Exercise objective: Write out the records word for word, with no pictures.

Provided entries:
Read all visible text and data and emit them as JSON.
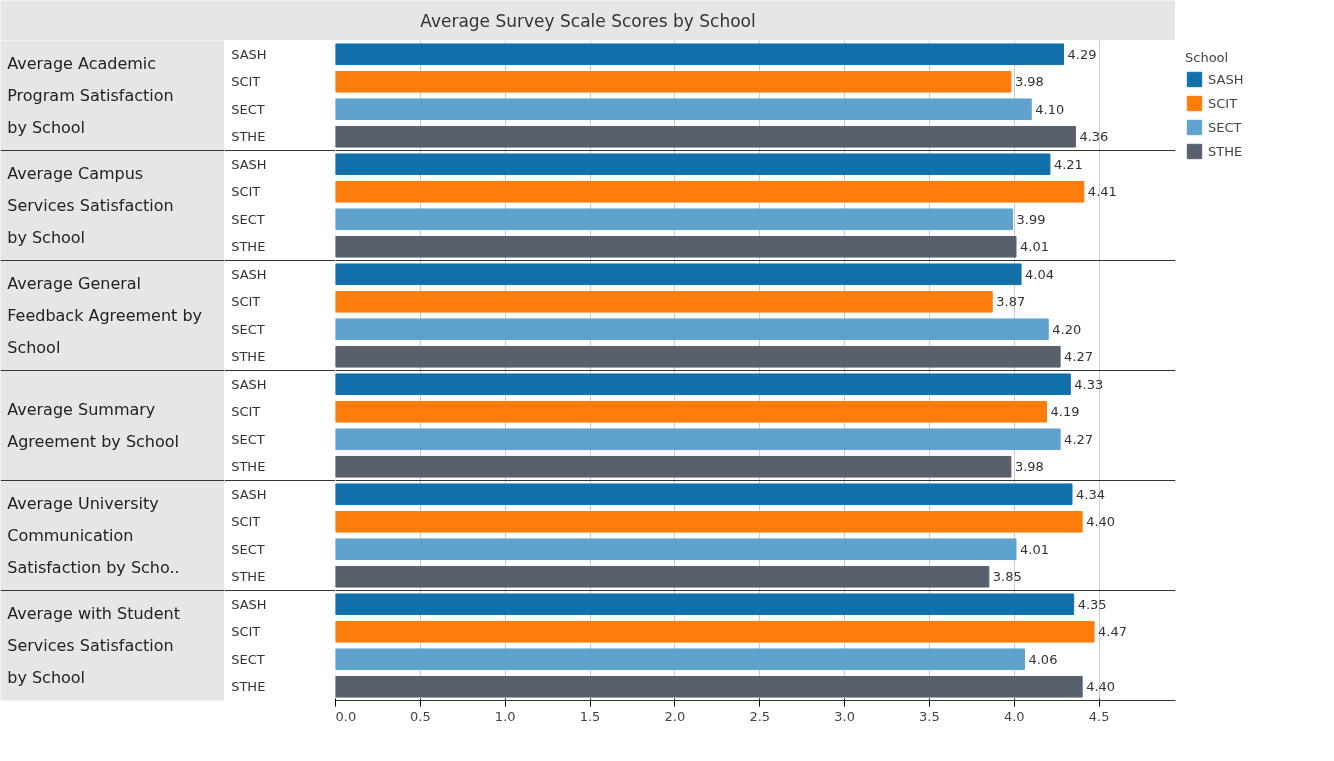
{
  "chart_data": {
    "type": "bar",
    "orientation": "horizontal",
    "title": "Average Survey Scale Scores by School",
    "legend_title": "School",
    "legend": "right",
    "grid": "x",
    "categories": [
      "Average Academic Program Satisfaction by School",
      "Average Campus Services Satisfaction by School",
      "Average General Feedback Agreement by School",
      "Average Summary Agreement by School",
      "Average University Communication Satisfaction by Scho..",
      "Average with Student Services Satisfaction by School"
    ],
    "xlim": [
      0,
      4.95
    ],
    "xticks": [
      {
        "value": 0,
        "label": "0.0"
      },
      {
        "value": 0.5,
        "label": "0.5"
      },
      {
        "value": 1,
        "label": "1.0"
      },
      {
        "value": 1.5,
        "label": "1.5"
      },
      {
        "value": 2,
        "label": "2.0"
      },
      {
        "value": 2.5,
        "label": "2.5"
      },
      {
        "value": 3,
        "label": "3.0"
      },
      {
        "value": 3.5,
        "label": "3.5"
      },
      {
        "value": 4,
        "label": "4.0"
      },
      {
        "value": 4.5,
        "label": "4.5"
      }
    ],
    "series": [
      {
        "name": "SASH",
        "color": "#1170aa",
        "values": [
          4.29,
          4.21,
          4.04,
          4.33,
          4.34,
          4.35
        ],
        "value_labels": [
          "4.29",
          "4.21",
          "4.04",
          "4.33",
          "4.34",
          "4.35"
        ]
      },
      {
        "name": "SCIT",
        "color": "#fc7d0b",
        "values": [
          3.98,
          4.41,
          3.87,
          4.19,
          4.4,
          4.47
        ],
        "value_labels": [
          "3.98",
          "4.41",
          "3.87",
          "4.19",
          "4.40",
          "4.47"
        ]
      },
      {
        "name": "SECT",
        "color": "#5fa2ce",
        "values": [
          4.1,
          3.99,
          4.2,
          4.27,
          4.01,
          4.06
        ],
        "value_labels": [
          "4.10",
          "3.99",
          "4.20",
          "4.27",
          "4.01",
          "4.06"
        ]
      },
      {
        "name": "STHE",
        "color": "#57606c",
        "values": [
          4.36,
          4.01,
          4.27,
          3.98,
          3.85,
          4.4
        ],
        "value_labels": [
          "4.36",
          "4.01",
          "4.27",
          "3.98",
          "3.85",
          "4.40"
        ]
      }
    ]
  }
}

Completed exercise:
Read all visible text and data and emit them as JSON.
{
  "chart_data": {
    "type": "bar",
    "orientation": "horizontal",
    "title": "Average Survey Scale Scores by School",
    "legend_title": "School",
    "legend": "right",
    "grid": "x",
    "categories": [
      "Average Academic Program Satisfaction by School",
      "Average Campus Services Satisfaction by School",
      "Average General Feedback Agreement by School",
      "Average Summary Agreement by School",
      "Average University Communication Satisfaction by Scho..",
      "Average with Student Services Satisfaction by School"
    ],
    "xlim": [
      0,
      4.95
    ],
    "xticks": [
      {
        "value": 0,
        "label": "0.0"
      },
      {
        "value": 0.5,
        "label": "0.5"
      },
      {
        "value": 1,
        "label": "1.0"
      },
      {
        "value": 1.5,
        "label": "1.5"
      },
      {
        "value": 2,
        "label": "2.0"
      },
      {
        "value": 2.5,
        "label": "2.5"
      },
      {
        "value": 3,
        "label": "3.0"
      },
      {
        "value": 3.5,
        "label": "3.5"
      },
      {
        "value": 4,
        "label": "4.0"
      },
      {
        "value": 4.5,
        "label": "4.5"
      }
    ],
    "series": [
      {
        "name": "SASH",
        "color": "#1170aa",
        "values": [
          4.29,
          4.21,
          4.04,
          4.33,
          4.34,
          4.35
        ],
        "value_labels": [
          "4.29",
          "4.21",
          "4.04",
          "4.33",
          "4.34",
          "4.35"
        ]
      },
      {
        "name": "SCIT",
        "color": "#fc7d0b",
        "values": [
          3.98,
          4.41,
          3.87,
          4.19,
          4.4,
          4.47
        ],
        "value_labels": [
          "3.98",
          "4.41",
          "3.87",
          "4.19",
          "4.40",
          "4.47"
        ]
      },
      {
        "name": "SECT",
        "color": "#5fa2ce",
        "values": [
          4.1,
          3.99,
          4.2,
          4.27,
          4.01,
          4.06
        ],
        "value_labels": [
          "4.10",
          "3.99",
          "4.20",
          "4.27",
          "4.01",
          "4.06"
        ]
      },
      {
        "name": "STHE",
        "color": "#57606c",
        "values": [
          4.36,
          4.01,
          4.27,
          3.98,
          3.85,
          4.4
        ],
        "value_labels": [
          "4.36",
          "4.01",
          "4.27",
          "3.98",
          "3.85",
          "4.40"
        ]
      }
    ]
  }
}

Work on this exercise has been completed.